Saved entries ▸
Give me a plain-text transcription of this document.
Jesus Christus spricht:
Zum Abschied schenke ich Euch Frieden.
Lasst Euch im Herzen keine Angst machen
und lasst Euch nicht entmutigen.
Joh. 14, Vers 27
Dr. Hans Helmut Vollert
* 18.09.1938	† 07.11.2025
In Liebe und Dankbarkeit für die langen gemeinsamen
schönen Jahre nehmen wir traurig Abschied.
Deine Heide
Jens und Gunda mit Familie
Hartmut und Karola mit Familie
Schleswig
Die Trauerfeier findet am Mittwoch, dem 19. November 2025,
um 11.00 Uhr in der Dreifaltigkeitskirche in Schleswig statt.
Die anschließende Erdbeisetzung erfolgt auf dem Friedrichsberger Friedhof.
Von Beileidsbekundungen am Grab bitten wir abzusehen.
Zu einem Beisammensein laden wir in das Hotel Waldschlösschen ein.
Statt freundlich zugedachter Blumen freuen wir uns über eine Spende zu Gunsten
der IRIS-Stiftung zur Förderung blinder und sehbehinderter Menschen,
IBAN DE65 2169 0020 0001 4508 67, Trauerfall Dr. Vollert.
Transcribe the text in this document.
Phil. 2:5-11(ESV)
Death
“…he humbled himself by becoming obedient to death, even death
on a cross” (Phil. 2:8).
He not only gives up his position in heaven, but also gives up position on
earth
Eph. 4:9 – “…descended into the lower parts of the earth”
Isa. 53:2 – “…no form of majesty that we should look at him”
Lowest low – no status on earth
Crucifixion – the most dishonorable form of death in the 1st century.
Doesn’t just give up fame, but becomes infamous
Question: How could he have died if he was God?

WHAT YOU NEED TO DO ▸ From the first line to the last, please quote the material above exactly.

REPLY TO THE EXERCISE ▸
Give me a plain-text transcription of this document.
Jesus Christus spricht:
Zum Abschied schenke ich Euch Frieden.
Lasst Euch im Herzen keine Angst machen
und lasst Euch nicht entmutigen.
Joh. 14, Vers 27
Dr. Hans Helmut Vollert
* 18.09.1938	† 07.11.2025
In Liebe und Dankbarkeit für die langen gemeinsamen
schönen Jahre nehmen wir traurig Abschied.
Deine Heide
Jens und Gunda mit Familie
Hartmut und Karola mit Familie
Schleswig
Die Trauerfeier findet am Mittwoch, dem 19. November 2025,
um 11.00 Uhr in der Dreifaltigkeitskirche in Schleswig statt.
Die anschließende Erdbeisetzung erfolgt auf dem Friedrichsberger Friedhof.
Von Beileidsbekundungen am Grab bitten wir abzusehen.
Zu einem Beisammensein laden wir in das Hotel Waldschlösschen ein.
Statt freundlich zugedachter Blumen freuen wir uns über eine Spende zu Gunsten
der IRIS-Stiftung zur Förderung blinder und sehbehinderter Menschen,
IBAN DE65 2169 0020 0001 4508 67, Trauerfall Dr. Vollert.
Transcribe the text in this document.
Phil. 2:5-11(ESV)
Death
“…he humbled himself by becoming obedient to death, even death
on a cross” (Phil. 2:8).
He not only gives up his position in heaven, but also gives up position on
earth
Eph. 4:9 – “…descended into the lower parts of the earth”
Isa. 53:2 – “…no form of majesty that we should look at him”
Lowest low – no status on earth
Crucifixion – the most dishonorable form of death in the 1st century.
Doesn’t just give up fame, but becomes infamous
Question: How could he have died if he was God?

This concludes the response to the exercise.